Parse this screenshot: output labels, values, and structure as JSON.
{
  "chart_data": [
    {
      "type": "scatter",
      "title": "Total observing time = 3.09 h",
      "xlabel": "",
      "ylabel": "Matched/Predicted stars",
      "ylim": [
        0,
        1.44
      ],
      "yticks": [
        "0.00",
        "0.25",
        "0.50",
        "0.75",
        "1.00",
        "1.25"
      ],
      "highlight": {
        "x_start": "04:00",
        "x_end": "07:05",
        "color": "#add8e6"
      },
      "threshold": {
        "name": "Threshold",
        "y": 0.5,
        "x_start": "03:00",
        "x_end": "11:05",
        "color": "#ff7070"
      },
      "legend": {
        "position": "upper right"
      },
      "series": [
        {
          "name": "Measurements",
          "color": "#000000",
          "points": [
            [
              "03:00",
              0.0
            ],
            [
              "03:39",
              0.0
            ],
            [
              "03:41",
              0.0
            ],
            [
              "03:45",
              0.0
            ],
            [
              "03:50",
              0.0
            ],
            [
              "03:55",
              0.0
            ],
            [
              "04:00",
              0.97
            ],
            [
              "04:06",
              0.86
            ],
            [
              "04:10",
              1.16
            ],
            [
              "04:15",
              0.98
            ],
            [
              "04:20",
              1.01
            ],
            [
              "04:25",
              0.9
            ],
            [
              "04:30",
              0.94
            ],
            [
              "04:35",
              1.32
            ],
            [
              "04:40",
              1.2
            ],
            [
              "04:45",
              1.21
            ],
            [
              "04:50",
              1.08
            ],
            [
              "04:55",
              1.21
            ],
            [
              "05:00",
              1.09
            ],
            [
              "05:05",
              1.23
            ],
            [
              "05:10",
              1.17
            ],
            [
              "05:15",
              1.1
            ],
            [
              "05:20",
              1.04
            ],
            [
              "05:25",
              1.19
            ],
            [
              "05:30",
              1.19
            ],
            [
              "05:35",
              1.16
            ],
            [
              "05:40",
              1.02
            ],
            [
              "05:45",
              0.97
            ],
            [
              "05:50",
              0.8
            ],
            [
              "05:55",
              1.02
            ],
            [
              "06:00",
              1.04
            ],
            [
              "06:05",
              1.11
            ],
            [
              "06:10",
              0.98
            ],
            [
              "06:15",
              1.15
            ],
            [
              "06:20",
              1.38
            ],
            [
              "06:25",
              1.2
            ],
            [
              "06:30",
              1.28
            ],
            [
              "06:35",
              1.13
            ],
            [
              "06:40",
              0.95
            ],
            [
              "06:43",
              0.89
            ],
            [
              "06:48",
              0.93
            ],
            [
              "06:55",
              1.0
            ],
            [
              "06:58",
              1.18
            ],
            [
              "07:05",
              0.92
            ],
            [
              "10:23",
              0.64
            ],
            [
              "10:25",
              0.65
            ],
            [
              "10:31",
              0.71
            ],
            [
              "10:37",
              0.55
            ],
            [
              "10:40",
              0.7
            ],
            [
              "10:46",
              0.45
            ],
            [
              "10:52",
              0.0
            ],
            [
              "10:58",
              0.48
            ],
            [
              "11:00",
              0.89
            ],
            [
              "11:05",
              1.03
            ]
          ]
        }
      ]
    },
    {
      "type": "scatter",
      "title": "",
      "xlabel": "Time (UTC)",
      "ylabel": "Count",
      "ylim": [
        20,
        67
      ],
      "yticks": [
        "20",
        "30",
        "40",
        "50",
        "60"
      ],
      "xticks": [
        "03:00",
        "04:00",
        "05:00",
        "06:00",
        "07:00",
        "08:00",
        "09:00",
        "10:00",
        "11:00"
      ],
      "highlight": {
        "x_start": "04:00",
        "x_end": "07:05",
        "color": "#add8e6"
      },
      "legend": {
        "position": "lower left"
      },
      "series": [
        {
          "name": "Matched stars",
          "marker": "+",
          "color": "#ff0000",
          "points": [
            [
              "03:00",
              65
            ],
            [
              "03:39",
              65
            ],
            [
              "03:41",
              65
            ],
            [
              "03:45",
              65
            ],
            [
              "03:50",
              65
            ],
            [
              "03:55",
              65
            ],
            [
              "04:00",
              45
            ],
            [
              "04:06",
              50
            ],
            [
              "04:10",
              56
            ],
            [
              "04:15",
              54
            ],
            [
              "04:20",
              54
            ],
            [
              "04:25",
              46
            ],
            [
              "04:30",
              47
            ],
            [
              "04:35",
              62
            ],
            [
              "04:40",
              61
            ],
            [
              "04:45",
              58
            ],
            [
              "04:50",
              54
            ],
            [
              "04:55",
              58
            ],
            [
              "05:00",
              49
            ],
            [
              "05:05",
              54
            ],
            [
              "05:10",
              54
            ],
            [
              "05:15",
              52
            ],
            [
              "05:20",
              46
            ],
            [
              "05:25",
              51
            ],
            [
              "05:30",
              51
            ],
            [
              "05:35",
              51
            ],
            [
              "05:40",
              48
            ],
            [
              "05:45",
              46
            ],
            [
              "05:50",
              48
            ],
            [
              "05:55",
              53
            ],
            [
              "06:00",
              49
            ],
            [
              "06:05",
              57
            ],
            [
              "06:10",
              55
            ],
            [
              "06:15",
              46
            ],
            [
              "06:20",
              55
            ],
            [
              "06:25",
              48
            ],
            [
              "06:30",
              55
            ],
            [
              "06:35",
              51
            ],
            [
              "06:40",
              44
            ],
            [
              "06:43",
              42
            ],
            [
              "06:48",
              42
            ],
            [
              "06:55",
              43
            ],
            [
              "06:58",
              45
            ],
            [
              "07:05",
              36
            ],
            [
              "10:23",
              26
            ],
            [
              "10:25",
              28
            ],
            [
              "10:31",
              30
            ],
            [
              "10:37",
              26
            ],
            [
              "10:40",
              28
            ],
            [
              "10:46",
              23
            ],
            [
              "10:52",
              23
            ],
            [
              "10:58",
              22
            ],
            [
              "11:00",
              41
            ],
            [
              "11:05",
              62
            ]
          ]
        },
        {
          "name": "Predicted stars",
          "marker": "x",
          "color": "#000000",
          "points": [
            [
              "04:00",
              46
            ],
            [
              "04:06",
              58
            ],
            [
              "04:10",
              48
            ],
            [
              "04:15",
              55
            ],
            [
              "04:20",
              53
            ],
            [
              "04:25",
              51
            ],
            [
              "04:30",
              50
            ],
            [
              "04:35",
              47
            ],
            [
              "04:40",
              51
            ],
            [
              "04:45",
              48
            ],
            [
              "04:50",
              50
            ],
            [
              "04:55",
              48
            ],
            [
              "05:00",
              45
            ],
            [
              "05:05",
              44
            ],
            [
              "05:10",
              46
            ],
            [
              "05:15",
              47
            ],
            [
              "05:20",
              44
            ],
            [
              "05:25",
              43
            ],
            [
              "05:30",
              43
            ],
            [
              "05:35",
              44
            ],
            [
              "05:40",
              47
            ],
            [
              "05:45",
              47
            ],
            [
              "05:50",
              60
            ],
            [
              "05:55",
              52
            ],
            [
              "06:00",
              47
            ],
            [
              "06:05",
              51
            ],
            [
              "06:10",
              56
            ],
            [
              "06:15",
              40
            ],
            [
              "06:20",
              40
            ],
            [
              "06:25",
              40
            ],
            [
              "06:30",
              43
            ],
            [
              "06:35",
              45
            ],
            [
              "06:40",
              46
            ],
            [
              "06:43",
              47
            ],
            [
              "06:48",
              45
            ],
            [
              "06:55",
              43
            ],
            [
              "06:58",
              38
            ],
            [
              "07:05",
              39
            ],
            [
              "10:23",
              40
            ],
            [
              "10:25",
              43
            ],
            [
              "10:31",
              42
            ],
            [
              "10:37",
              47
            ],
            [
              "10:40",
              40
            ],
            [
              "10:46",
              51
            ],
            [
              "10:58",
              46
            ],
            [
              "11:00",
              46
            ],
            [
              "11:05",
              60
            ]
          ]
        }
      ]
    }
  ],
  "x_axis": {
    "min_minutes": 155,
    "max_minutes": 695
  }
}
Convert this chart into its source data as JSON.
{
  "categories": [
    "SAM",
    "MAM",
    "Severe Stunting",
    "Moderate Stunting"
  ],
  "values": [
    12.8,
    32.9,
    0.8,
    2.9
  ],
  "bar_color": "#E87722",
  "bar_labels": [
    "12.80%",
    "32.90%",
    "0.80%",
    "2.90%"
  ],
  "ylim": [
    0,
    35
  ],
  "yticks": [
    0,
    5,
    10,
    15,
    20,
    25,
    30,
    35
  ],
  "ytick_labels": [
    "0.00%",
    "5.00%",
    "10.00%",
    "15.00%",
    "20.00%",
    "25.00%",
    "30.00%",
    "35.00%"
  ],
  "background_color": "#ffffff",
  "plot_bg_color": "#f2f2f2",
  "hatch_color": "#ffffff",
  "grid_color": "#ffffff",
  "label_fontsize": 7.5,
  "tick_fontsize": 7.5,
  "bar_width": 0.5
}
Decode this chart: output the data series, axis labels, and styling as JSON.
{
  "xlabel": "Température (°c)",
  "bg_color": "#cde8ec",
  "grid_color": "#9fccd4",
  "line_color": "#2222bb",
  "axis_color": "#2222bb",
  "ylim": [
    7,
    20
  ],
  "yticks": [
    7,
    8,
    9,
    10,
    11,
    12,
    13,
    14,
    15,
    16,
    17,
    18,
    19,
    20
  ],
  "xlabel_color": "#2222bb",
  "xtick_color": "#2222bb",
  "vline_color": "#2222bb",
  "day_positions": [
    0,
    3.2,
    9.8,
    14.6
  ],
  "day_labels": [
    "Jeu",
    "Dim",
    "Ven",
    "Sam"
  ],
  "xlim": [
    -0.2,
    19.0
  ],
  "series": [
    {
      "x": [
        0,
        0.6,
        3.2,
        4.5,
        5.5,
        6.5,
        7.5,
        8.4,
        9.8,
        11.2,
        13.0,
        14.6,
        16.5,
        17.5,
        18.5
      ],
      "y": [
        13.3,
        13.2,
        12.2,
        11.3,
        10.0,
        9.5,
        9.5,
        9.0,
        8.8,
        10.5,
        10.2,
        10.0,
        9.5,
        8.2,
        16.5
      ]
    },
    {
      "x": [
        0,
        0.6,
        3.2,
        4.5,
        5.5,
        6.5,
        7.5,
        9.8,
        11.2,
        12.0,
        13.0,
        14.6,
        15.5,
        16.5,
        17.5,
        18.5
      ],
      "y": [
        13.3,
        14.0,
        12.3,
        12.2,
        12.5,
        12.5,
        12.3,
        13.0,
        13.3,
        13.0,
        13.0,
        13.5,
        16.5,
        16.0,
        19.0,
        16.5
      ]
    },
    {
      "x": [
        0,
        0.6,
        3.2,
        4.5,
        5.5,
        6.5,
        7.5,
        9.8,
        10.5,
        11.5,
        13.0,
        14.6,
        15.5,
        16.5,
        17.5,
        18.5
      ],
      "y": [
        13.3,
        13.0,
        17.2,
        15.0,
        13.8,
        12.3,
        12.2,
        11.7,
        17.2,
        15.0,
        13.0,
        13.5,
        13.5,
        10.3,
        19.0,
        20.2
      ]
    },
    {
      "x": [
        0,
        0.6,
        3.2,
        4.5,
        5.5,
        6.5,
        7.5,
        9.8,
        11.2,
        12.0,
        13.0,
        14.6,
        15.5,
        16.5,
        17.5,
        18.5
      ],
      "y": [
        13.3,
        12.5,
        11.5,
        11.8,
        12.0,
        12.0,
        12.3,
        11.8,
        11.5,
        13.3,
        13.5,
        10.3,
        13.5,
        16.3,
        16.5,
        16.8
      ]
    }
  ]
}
==============================
Find and copy each line above that includes the string "ffffff".

**THE SOLUTION:**
  "background_color": "#ffffff",
  "hatch_color": "#ffffff",
  "grid_color": "#ffffff",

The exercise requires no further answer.